__INSTRUCTION__. Without the pictures, print each of the records below exactly as it appears.

__DATA FOR THE TASK__.
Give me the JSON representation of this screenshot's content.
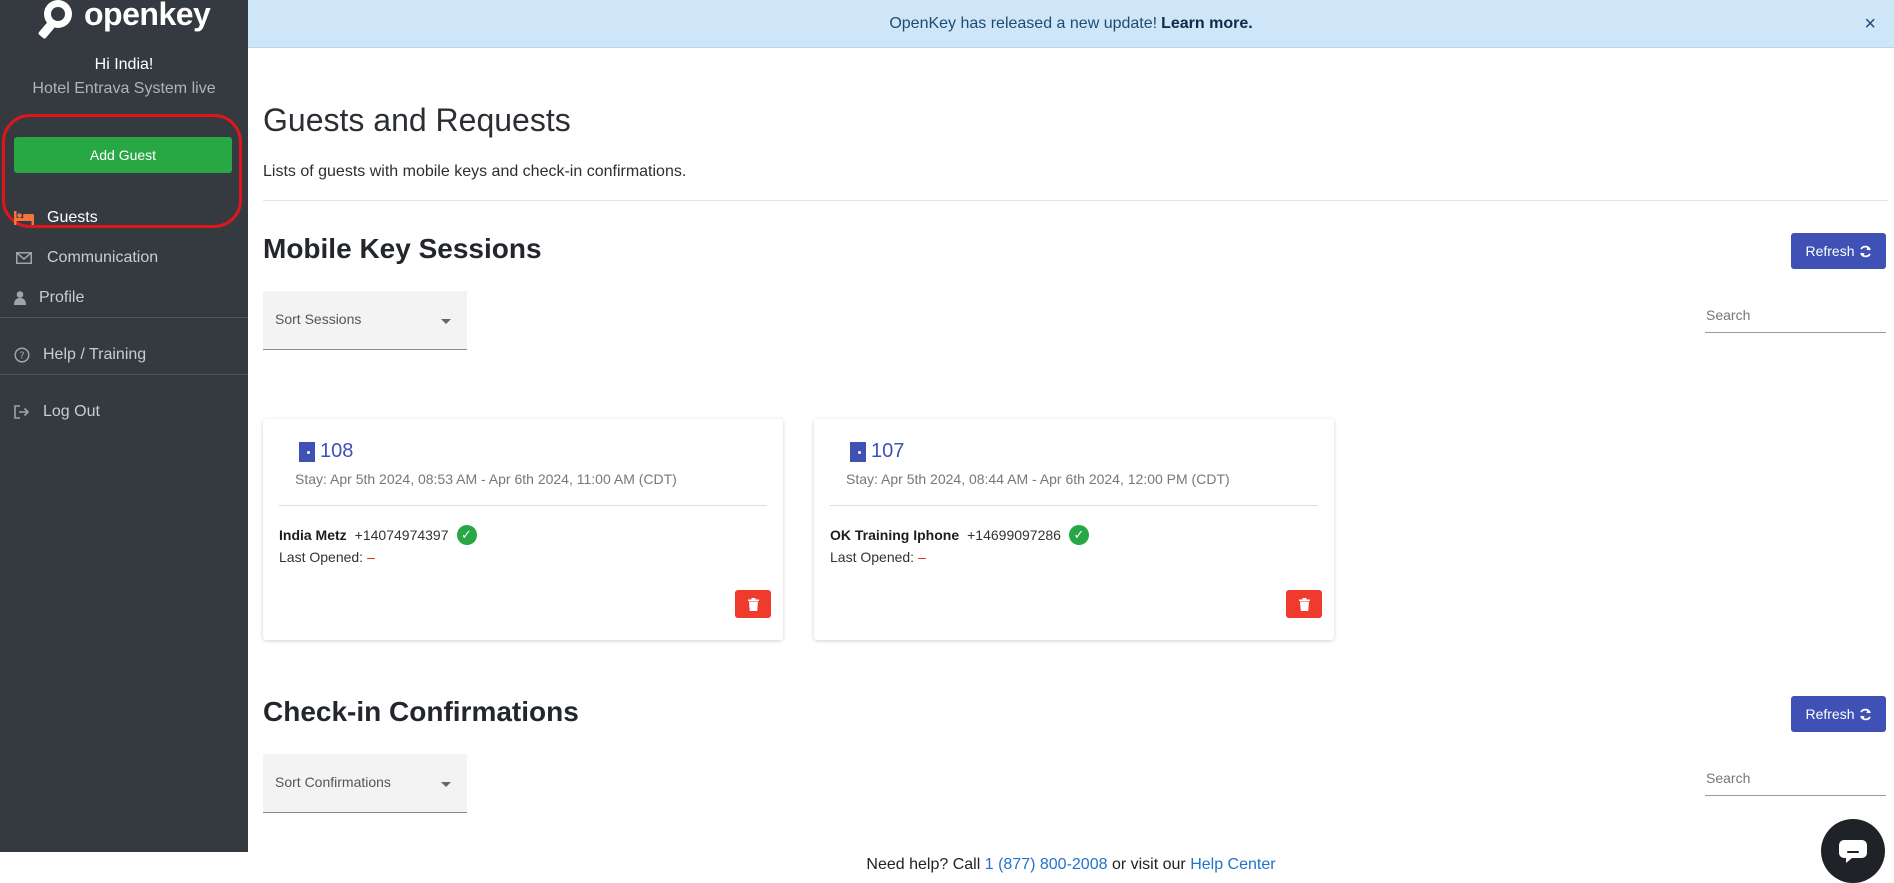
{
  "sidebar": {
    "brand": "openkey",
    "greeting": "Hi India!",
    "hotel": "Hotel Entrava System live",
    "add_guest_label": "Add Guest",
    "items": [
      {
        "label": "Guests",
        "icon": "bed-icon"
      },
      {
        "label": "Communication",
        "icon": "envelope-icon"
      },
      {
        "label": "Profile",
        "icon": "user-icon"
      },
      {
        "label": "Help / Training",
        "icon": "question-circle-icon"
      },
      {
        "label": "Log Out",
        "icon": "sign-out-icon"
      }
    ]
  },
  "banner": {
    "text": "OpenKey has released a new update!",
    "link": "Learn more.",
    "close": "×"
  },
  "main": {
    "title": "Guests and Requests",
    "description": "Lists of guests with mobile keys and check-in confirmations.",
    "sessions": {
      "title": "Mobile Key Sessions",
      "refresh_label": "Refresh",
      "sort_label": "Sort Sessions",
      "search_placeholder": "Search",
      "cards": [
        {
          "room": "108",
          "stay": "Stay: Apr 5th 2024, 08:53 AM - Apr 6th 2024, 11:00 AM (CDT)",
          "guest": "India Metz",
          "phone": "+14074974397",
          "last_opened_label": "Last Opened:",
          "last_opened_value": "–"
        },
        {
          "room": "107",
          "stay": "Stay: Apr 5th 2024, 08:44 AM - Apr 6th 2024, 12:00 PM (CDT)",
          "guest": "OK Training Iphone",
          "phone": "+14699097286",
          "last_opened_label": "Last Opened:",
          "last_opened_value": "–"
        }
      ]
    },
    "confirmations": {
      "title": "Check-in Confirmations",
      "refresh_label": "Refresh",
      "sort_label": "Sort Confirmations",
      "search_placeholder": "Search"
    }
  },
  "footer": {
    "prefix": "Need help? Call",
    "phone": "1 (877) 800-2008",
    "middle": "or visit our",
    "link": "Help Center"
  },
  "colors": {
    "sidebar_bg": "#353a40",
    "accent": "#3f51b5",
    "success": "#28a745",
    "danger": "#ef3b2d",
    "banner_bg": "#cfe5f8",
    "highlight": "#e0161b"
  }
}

__FINAL ANSWER__.
Give me the JSON representation of this screenshot's content.
{
  "sidebar": {
    "brand": "openkey",
    "greeting": "Hi India!",
    "hotel": "Hotel Entrava System live",
    "add_guest_label": "Add Guest",
    "items": [
      {
        "label": "Guests",
        "icon": "bed-icon"
      },
      {
        "label": "Communication",
        "icon": "envelope-icon"
      },
      {
        "label": "Profile",
        "icon": "user-icon"
      },
      {
        "label": "Help / Training",
        "icon": "question-circle-icon"
      },
      {
        "label": "Log Out",
        "icon": "sign-out-icon"
      }
    ]
  },
  "banner": {
    "text": "OpenKey has released a new update!",
    "link": "Learn more.",
    "close": "×"
  },
  "main": {
    "title": "Guests and Requests",
    "description": "Lists of guests with mobile keys and check-in confirmations.",
    "sessions": {
      "title": "Mobile Key Sessions",
      "refresh_label": "Refresh",
      "sort_label": "Sort Sessions",
      "search_placeholder": "Search",
      "cards": [
        {
          "room": "108",
          "stay": "Stay: Apr 5th 2024, 08:53 AM - Apr 6th 2024, 11:00 AM (CDT)",
          "guest": "India Metz",
          "phone": "+14074974397",
          "last_opened_label": "Last Opened:",
          "last_opened_value": "–"
        },
        {
          "room": "107",
          "stay": "Stay: Apr 5th 2024, 08:44 AM - Apr 6th 2024, 12:00 PM (CDT)",
          "guest": "OK Training Iphone",
          "phone": "+14699097286",
          "last_opened_label": "Last Opened:",
          "last_opened_value": "–"
        }
      ]
    },
    "confirmations": {
      "title": "Check-in Confirmations",
      "refresh_label": "Refresh",
      "sort_label": "Sort Confirmations",
      "search_placeholder": "Search"
    }
  },
  "footer": {
    "prefix": "Need help? Call",
    "phone": "1 (877) 800-2008",
    "middle": "or visit our",
    "link": "Help Center"
  },
  "colors": {
    "sidebar_bg": "#353a40",
    "accent": "#3f51b5",
    "success": "#28a745",
    "danger": "#ef3b2d",
    "banner_bg": "#cfe5f8",
    "highlight": "#e0161b"
  }
}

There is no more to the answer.